● **The request**
Search the data below for the string "الناس". Extract every line that contains it.

------ Exercise data ------

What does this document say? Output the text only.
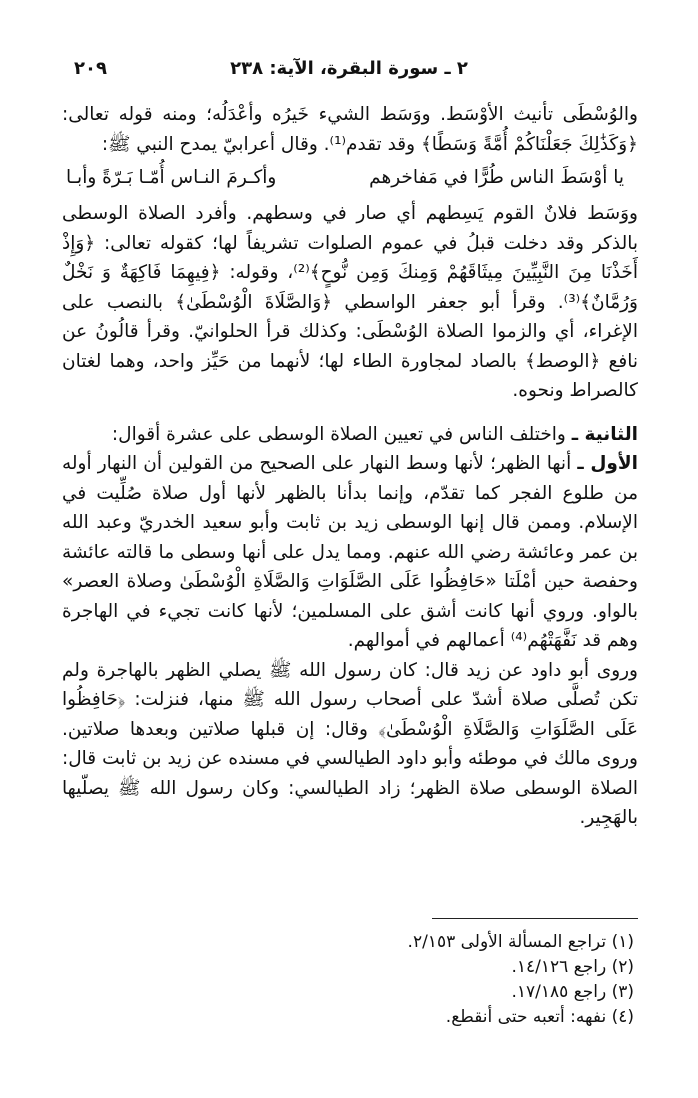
٢ ـ سورة البقرة، الآية: ٢٣٨
٢٠٩

والوُسْطَى تأنيث الأوْسَط. ووَسَط الشيء خَيرُه وأعْدَلُه؛ ومنه قوله تعالى: ﴿وَكَذَٰلِكَ جَعَلْنَاكُمْ أُمَّةً وَسَطًا﴾ وقد تقدم⁽¹⁾. وقال أعرابيّ يمدح النبي ﷺ:

يا أوْسَطَ الناس طُرًّا في مَفاخرهم
وأكـرمَ النـاس أُمّـا بَـرّةً وأبـا

ووَسَط فلانٌ القوم يَسِطهم أي صار في وسطهم. وأفرد الصلاة الوسطى بالذكر وقد دخلت قبلُ في عموم الصلوات تشريفاً لها؛ كقوله تعالى: ﴿وَإِذْ أَخَذْنَا مِنَ النَّبِيِّينَ مِيثَاقَهُمْ وَمِنكَ وَمِن نُّوحٍ﴾⁽²⁾، وقوله: ﴿فِيهِمَا فَاكِهَةٌ وَ نَخْلٌ وَرُمَّانٌ﴾⁽³⁾. وقرأ أبو جعفر الواسطي ﴿وَالصَّلَاةَ الْوُسْطَىٰ﴾ بالنصب على الإغراء، أي والزموا الصلاة الوُسْطَى: وكذلك قرأ الحلوانيّ. وقرأ قالُونُ عن نافع ﴿الوصط﴾ بالصاد لمجاورة الطاء لها؛ لأنهما من حَيِّز واحد، وهما لغتان كالصراط ونحوه.

الثانية ـ واختلف الناس في تعيين الصلاة الوسطى على عشرة أقوال:

الأول ـ أنها الظهر؛ لأنها وسط النهار على الصحيح من القولين أن النهار أوله من طلوع الفجر كما تقدّم، وإنما بدأنا بالظهر لأنها أول صلاة صُلِّيت في الإسلام. وممن قال إنها الوسطى زيد بن ثابت وأبو سعيد الخدريّ وعبد الله بن عمر وعائشة رضي الله عنهم. ومما يدل على أنها وسطى ما قالته عائشة وحفصة حين أمْلَتا «حَافِظُوا عَلَى الصَّلَوَاتِ وَالصَّلَاةِ الْوُسْطَىٰ وصلاة العصر» بالواو. وروي أنها كانت أشق على المسلمين؛ لأنها كانت تجيء في الهاجرة وهم قد نَفَّهَتْهُم⁽⁴⁾ أعمالهم في أموالهم.

وروى أبو داود عن زيد قال: كان رسول الله ﷺ يصلي الظهر بالهاجرة ولم تكن تُصلَّى صلاة أشدّ على أصحاب رسول الله ﷺ منها، فنزلت: ﴿حَافِظُوا عَلَى الصَّلَوَاتِ وَالصَّلَاةِ الْوُسْطَىٰ﴾ وقال: إن قبلها صلاتين وبعدها صلاتين. وروى مالك في موطئه وأبو داود الطيالسي في مسنده عن زيد بن ثابت قال: الصلاة الوسطى صلاة الظهر؛ زاد الطيالسي: وكان رسول الله ﷺ يصلّيها بالهَجِير.

(١) تراجع المسألة الأولى ٢/١٥٣.
(٢) راجع ١٤/١٢٦.
(٣) راجع ١٧/١٨٥.
(٤) نفهه: أتعبه حتى أنقطع.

------

● **Result below**
يا أوْسَطَ الناس طُرًّا في مَفاخرهم
الثانية ـ واختلف الناس في تعيين الصلاة الوسطى على عشرة أقوال:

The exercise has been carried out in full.